> **Goal**:
Of all the lines in the records, how many hold the word "Анна"? Answer with the number only.

===== Exercise input

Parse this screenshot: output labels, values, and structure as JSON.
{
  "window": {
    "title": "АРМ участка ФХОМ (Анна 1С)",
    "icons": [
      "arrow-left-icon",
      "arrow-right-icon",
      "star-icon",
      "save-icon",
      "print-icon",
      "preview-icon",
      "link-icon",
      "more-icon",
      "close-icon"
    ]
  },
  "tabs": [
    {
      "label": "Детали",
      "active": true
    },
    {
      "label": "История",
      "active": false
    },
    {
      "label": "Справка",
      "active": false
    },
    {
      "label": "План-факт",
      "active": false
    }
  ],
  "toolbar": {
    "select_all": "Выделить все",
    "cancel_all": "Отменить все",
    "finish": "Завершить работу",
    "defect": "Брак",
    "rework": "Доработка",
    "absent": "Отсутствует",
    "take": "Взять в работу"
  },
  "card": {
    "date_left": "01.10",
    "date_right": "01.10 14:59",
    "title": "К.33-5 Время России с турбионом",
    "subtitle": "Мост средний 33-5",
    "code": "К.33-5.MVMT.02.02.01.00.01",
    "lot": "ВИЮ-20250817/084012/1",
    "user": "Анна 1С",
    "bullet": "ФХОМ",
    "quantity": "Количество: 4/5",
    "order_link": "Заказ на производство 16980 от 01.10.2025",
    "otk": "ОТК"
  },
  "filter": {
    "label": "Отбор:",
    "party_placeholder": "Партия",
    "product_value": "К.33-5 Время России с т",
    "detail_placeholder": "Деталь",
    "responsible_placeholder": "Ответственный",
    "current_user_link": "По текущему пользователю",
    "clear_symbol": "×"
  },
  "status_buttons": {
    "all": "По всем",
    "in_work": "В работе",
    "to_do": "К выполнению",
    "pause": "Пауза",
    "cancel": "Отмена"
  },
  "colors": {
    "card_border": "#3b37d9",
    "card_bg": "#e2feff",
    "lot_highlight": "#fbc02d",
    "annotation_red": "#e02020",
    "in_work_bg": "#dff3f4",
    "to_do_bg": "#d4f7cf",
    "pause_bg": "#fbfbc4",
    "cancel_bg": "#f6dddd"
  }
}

==========

> **Task result**:
2